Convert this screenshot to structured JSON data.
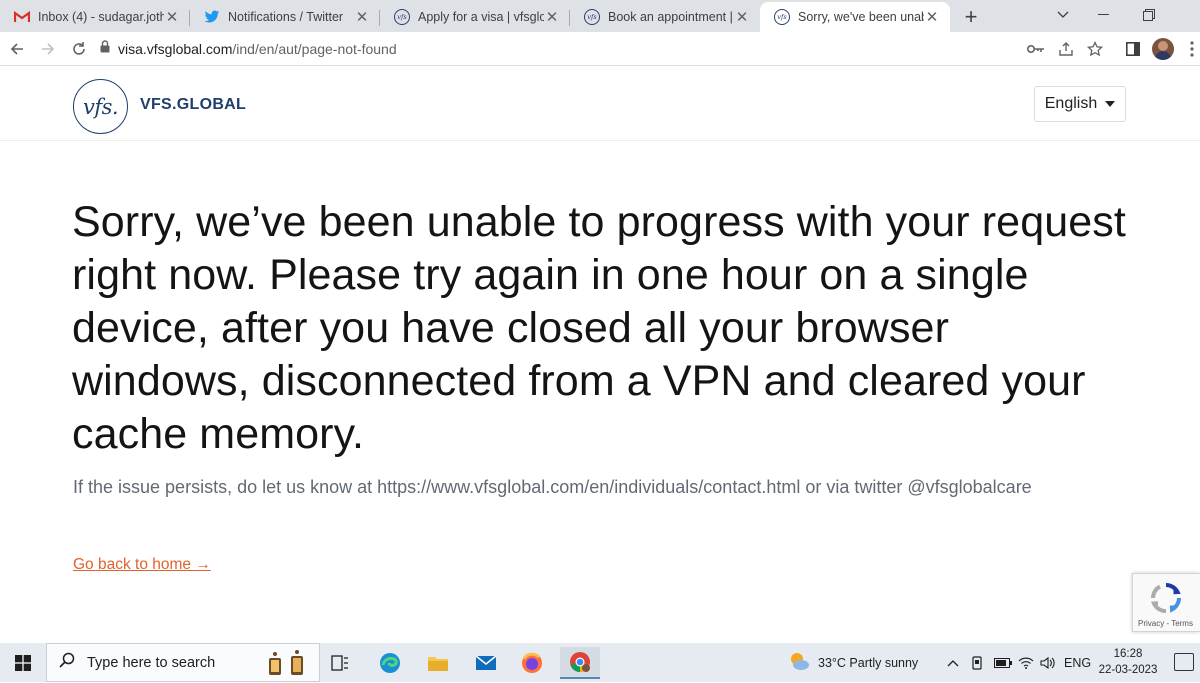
{
  "browser": {
    "tabs": [
      {
        "title": "Inbox (4) - sudagar.jothi@",
        "icon": "gmail-icon"
      },
      {
        "title": "Notifications / Twitter",
        "icon": "twitter-icon"
      },
      {
        "title": "Apply for a visa | vfsgloba",
        "icon": "vfs-favicon"
      },
      {
        "title": "Book an appointment | vf",
        "icon": "vfs-favicon"
      },
      {
        "title": "Sorry, we've been unable",
        "icon": "vfs-favicon",
        "active": true
      }
    ],
    "new_tab_label": "+",
    "url_host": "visa.vfsglobal.com",
    "url_path": "/ind/en/aut/page-not-found"
  },
  "page": {
    "logo_mark": "vfs.",
    "logo_text": "VFS.GLOBAL",
    "language": "English",
    "heading": "Sorry, we’ve been unable to progress with your request right now. Please try again in one hour on a single device, after you have closed all your browser windows, disconnected from a VPN and cleared your cache memory.",
    "subtext": "If the issue persists, do let us know at https://www.vfsglobal.com/en/individuals/contact.html or via twitter @vfsglobalcare",
    "home_link": "Go back to home →",
    "recaptcha_links": "Privacy - Terms"
  },
  "taskbar": {
    "search_placeholder": "Type here to search",
    "weather": "33°C  Partly sunny",
    "language": "ENG",
    "time": "16:28",
    "date": "22-03-2023"
  },
  "colors": {
    "brand_navy": "#1f3f6b",
    "link_orange": "#e0622c"
  }
}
━━━━━━━━━━━━━━━━
Your instructions - All lines above with "icon" in them should be returned.

Correct response -
        "icon": "gmail-icon"
        "icon": "twitter-icon"
        "icon": "vfs-favicon"
        "icon": "vfs-favicon"
        "icon": "vfs-favicon",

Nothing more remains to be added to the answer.